(Stored data entries)
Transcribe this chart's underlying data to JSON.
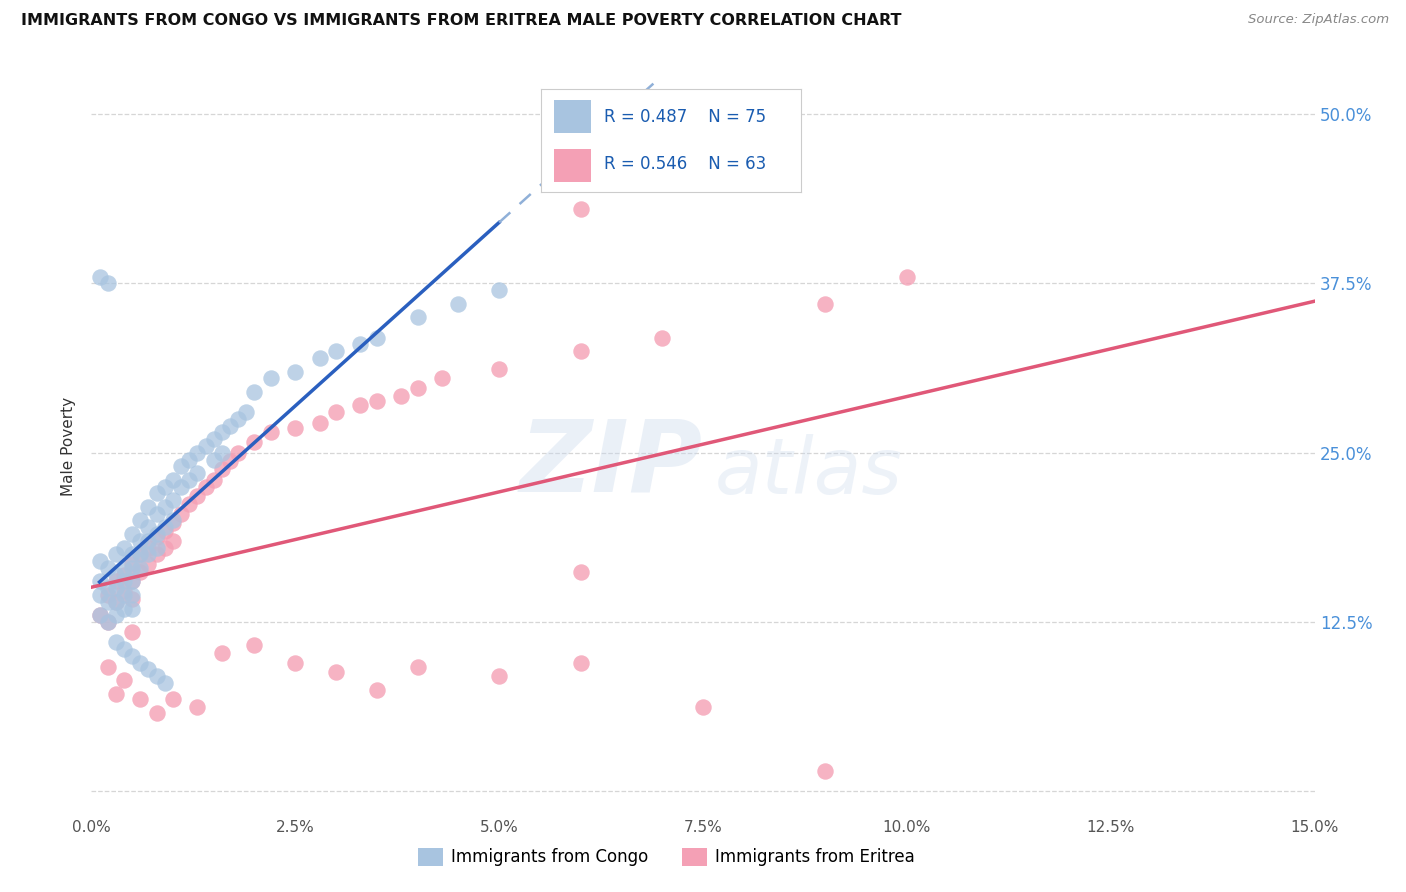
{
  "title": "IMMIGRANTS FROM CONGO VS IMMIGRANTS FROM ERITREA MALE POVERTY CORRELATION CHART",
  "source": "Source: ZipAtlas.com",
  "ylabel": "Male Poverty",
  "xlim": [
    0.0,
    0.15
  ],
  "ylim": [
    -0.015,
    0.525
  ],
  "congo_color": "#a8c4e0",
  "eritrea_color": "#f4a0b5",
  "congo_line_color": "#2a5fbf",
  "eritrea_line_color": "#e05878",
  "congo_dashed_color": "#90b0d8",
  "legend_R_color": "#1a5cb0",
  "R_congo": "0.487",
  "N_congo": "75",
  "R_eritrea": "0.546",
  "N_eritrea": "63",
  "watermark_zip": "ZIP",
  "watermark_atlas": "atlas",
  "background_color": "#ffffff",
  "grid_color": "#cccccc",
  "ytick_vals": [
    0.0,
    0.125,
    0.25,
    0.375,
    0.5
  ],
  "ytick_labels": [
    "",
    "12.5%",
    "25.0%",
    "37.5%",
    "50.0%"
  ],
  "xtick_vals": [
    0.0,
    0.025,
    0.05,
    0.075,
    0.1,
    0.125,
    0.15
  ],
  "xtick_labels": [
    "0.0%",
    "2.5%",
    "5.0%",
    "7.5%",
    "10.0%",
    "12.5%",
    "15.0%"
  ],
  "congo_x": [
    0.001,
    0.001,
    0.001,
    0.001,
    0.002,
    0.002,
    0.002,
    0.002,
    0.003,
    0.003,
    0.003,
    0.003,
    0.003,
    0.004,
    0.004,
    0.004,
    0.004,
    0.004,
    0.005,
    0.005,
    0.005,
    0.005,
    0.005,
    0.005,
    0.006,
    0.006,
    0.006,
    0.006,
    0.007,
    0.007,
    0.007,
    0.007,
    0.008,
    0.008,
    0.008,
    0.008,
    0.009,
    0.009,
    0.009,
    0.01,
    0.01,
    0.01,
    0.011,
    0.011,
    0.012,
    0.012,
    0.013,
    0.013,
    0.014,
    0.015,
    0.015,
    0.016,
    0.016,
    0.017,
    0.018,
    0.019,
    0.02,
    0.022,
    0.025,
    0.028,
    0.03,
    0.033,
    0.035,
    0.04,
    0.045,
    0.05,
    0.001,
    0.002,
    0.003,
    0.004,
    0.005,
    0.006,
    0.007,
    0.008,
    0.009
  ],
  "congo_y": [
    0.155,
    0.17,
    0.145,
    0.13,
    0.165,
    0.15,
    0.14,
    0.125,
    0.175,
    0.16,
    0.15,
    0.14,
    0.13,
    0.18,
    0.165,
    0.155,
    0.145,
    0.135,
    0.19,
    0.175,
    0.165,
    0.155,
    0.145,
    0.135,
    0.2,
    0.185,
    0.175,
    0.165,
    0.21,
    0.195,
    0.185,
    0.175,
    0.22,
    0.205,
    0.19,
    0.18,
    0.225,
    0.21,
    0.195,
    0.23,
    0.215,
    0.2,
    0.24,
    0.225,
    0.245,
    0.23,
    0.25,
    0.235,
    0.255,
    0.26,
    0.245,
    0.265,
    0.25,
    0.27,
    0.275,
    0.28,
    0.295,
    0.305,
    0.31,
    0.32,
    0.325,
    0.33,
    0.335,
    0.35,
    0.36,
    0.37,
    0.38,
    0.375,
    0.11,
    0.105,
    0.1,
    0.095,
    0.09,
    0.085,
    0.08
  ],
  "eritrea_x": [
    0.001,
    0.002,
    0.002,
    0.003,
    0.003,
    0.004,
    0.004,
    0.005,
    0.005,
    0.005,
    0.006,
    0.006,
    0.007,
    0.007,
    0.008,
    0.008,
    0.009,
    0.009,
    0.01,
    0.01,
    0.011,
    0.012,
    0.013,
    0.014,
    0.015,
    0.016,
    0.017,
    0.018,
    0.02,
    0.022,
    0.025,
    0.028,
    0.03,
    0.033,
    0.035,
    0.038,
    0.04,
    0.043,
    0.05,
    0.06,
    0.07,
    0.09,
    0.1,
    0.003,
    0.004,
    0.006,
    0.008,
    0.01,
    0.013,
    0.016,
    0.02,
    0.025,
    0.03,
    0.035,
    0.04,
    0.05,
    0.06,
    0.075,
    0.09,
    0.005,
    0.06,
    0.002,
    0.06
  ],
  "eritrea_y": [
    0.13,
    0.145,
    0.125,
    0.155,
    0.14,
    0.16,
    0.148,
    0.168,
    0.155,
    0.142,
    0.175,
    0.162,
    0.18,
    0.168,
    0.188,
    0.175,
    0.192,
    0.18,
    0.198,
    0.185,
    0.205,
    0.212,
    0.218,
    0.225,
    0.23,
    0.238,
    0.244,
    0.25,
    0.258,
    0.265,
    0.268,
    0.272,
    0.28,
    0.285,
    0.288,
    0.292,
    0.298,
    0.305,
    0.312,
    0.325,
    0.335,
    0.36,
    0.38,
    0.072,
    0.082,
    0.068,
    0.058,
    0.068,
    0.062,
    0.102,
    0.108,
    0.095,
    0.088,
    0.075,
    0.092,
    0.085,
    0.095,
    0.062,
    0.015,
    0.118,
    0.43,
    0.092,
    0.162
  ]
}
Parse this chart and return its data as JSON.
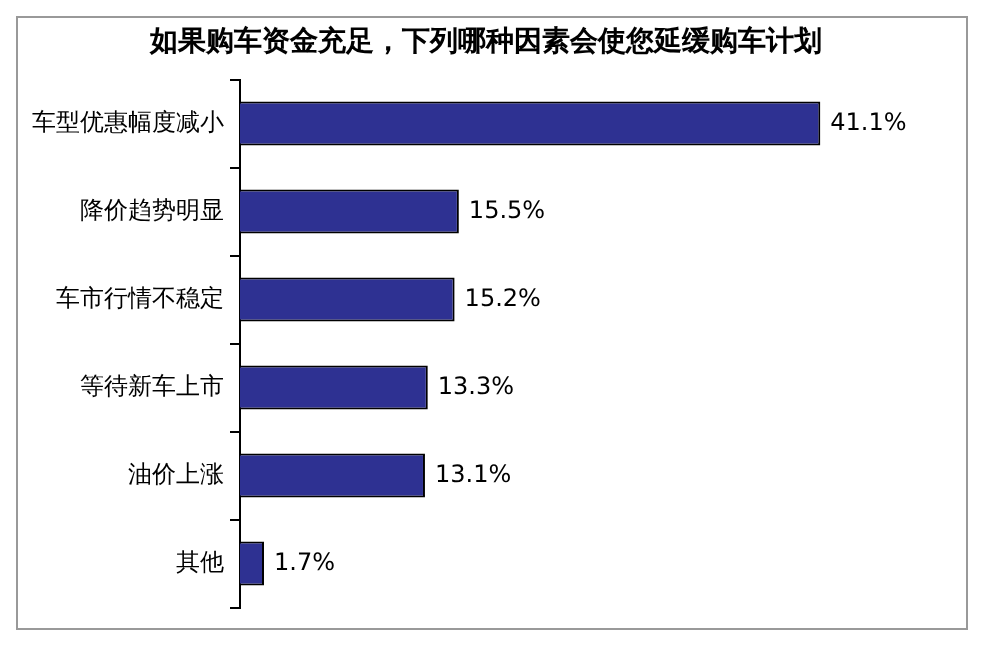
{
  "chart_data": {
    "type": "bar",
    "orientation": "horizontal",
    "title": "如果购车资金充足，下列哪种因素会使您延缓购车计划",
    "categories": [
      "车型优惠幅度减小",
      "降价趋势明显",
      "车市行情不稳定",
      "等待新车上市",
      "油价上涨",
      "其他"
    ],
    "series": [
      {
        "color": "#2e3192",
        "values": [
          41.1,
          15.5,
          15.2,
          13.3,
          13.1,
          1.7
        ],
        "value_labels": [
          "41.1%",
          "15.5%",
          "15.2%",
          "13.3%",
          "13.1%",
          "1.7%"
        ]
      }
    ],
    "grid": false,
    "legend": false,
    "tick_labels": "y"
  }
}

Given instruction: Your task is to retype all the entries exactly and leave out any pictures.

The solution:
Transcribe this chart's underlying data to JSON.
{
  "title": "IMMIGRANTS FROM CONGO VS IMMIGRANTS FROM ERITREA MALE POVERTY CORRELATION CHART",
  "source": "Source: ZipAtlas.com",
  "ylabel": "Male Poverty",
  "xlim": [
    0.0,
    0.15
  ],
  "ylim": [
    -0.015,
    0.525
  ],
  "congo_color": "#a8c4e0",
  "eritrea_color": "#f4a0b5",
  "congo_line_color": "#2a5fbf",
  "eritrea_line_color": "#e05878",
  "congo_dashed_color": "#90b0d8",
  "legend_R_color": "#1a5cb0",
  "R_congo": "0.487",
  "N_congo": "75",
  "R_eritrea": "0.546",
  "N_eritrea": "63",
  "watermark_zip": "ZIP",
  "watermark_atlas": "atlas",
  "background_color": "#ffffff",
  "grid_color": "#cccccc",
  "ytick_vals": [
    0.0,
    0.125,
    0.25,
    0.375,
    0.5
  ],
  "ytick_labels": [
    "",
    "12.5%",
    "25.0%",
    "37.5%",
    "50.0%"
  ],
  "xtick_vals": [
    0.0,
    0.025,
    0.05,
    0.075,
    0.1,
    0.125,
    0.15
  ],
  "xtick_labels": [
    "0.0%",
    "2.5%",
    "5.0%",
    "7.5%",
    "10.0%",
    "12.5%",
    "15.0%"
  ],
  "congo_x": [
    0.001,
    0.001,
    0.001,
    0.001,
    0.002,
    0.002,
    0.002,
    0.002,
    0.003,
    0.003,
    0.003,
    0.003,
    0.003,
    0.004,
    0.004,
    0.004,
    0.004,
    0.004,
    0.005,
    0.005,
    0.005,
    0.005,
    0.005,
    0.005,
    0.006,
    0.006,
    0.006,
    0.006,
    0.007,
    0.007,
    0.007,
    0.007,
    0.008,
    0.008,
    0.008,
    0.008,
    0.009,
    0.009,
    0.009,
    0.01,
    0.01,
    0.01,
    0.011,
    0.011,
    0.012,
    0.012,
    0.013,
    0.013,
    0.014,
    0.015,
    0.015,
    0.016,
    0.016,
    0.017,
    0.018,
    0.019,
    0.02,
    0.022,
    0.025,
    0.028,
    0.03,
    0.033,
    0.035,
    0.04,
    0.045,
    0.05,
    0.001,
    0.002,
    0.003,
    0.004,
    0.005,
    0.006,
    0.007,
    0.008,
    0.009
  ],
  "congo_y": [
    0.155,
    0.17,
    0.145,
    0.13,
    0.165,
    0.15,
    0.14,
    0.125,
    0.175,
    0.16,
    0.15,
    0.14,
    0.13,
    0.18,
    0.165,
    0.155,
    0.145,
    0.135,
    0.19,
    0.175,
    0.165,
    0.155,
    0.145,
    0.135,
    0.2,
    0.185,
    0.175,
    0.165,
    0.21,
    0.195,
    0.185,
    0.175,
    0.22,
    0.205,
    0.19,
    0.18,
    0.225,
    0.21,
    0.195,
    0.23,
    0.215,
    0.2,
    0.24,
    0.225,
    0.245,
    0.23,
    0.25,
    0.235,
    0.255,
    0.26,
    0.245,
    0.265,
    0.25,
    0.27,
    0.275,
    0.28,
    0.295,
    0.305,
    0.31,
    0.32,
    0.325,
    0.33,
    0.335,
    0.35,
    0.36,
    0.37,
    0.38,
    0.375,
    0.11,
    0.105,
    0.1,
    0.095,
    0.09,
    0.085,
    0.08
  ],
  "eritrea_x": [
    0.001,
    0.002,
    0.002,
    0.003,
    0.003,
    0.004,
    0.004,
    0.005,
    0.005,
    0.005,
    0.006,
    0.006,
    0.007,
    0.007,
    0.008,
    0.008,
    0.009,
    0.009,
    0.01,
    0.01,
    0.011,
    0.012,
    0.013,
    0.014,
    0.015,
    0.016,
    0.017,
    0.018,
    0.02,
    0.022,
    0.025,
    0.028,
    0.03,
    0.033,
    0.035,
    0.038,
    0.04,
    0.043,
    0.05,
    0.06,
    0.07,
    0.09,
    0.1,
    0.003,
    0.004,
    0.006,
    0.008,
    0.01,
    0.013,
    0.016,
    0.02,
    0.025,
    0.03,
    0.035,
    0.04,
    0.05,
    0.06,
    0.075,
    0.09,
    0.005,
    0.06,
    0.002,
    0.06
  ],
  "eritrea_y": [
    0.13,
    0.145,
    0.125,
    0.155,
    0.14,
    0.16,
    0.148,
    0.168,
    0.155,
    0.142,
    0.175,
    0.162,
    0.18,
    0.168,
    0.188,
    0.175,
    0.192,
    0.18,
    0.198,
    0.185,
    0.205,
    0.212,
    0.218,
    0.225,
    0.23,
    0.238,
    0.244,
    0.25,
    0.258,
    0.265,
    0.268,
    0.272,
    0.28,
    0.285,
    0.288,
    0.292,
    0.298,
    0.305,
    0.312,
    0.325,
    0.335,
    0.36,
    0.38,
    0.072,
    0.082,
    0.068,
    0.058,
    0.068,
    0.062,
    0.102,
    0.108,
    0.095,
    0.088,
    0.075,
    0.092,
    0.085,
    0.095,
    0.062,
    0.015,
    0.118,
    0.43,
    0.092,
    0.162
  ]
}
Parse this chart and return its data as JSON.
{
  "chart_data": {
    "type": "bar",
    "orientation": "horizontal",
    "title": "如果购车资金充足，下列哪种因素会使您延缓购车计划",
    "categories": [
      "车型优惠幅度减小",
      "降价趋势明显",
      "车市行情不稳定",
      "等待新车上市",
      "油价上涨",
      "其他"
    ],
    "series": [
      {
        "color": "#2e3192",
        "values": [
          41.1,
          15.5,
          15.2,
          13.3,
          13.1,
          1.7
        ],
        "value_labels": [
          "41.1%",
          "15.5%",
          "15.2%",
          "13.3%",
          "13.1%",
          "1.7%"
        ]
      }
    ],
    "grid": false,
    "legend": false,
    "tick_labels": "y"
  }
}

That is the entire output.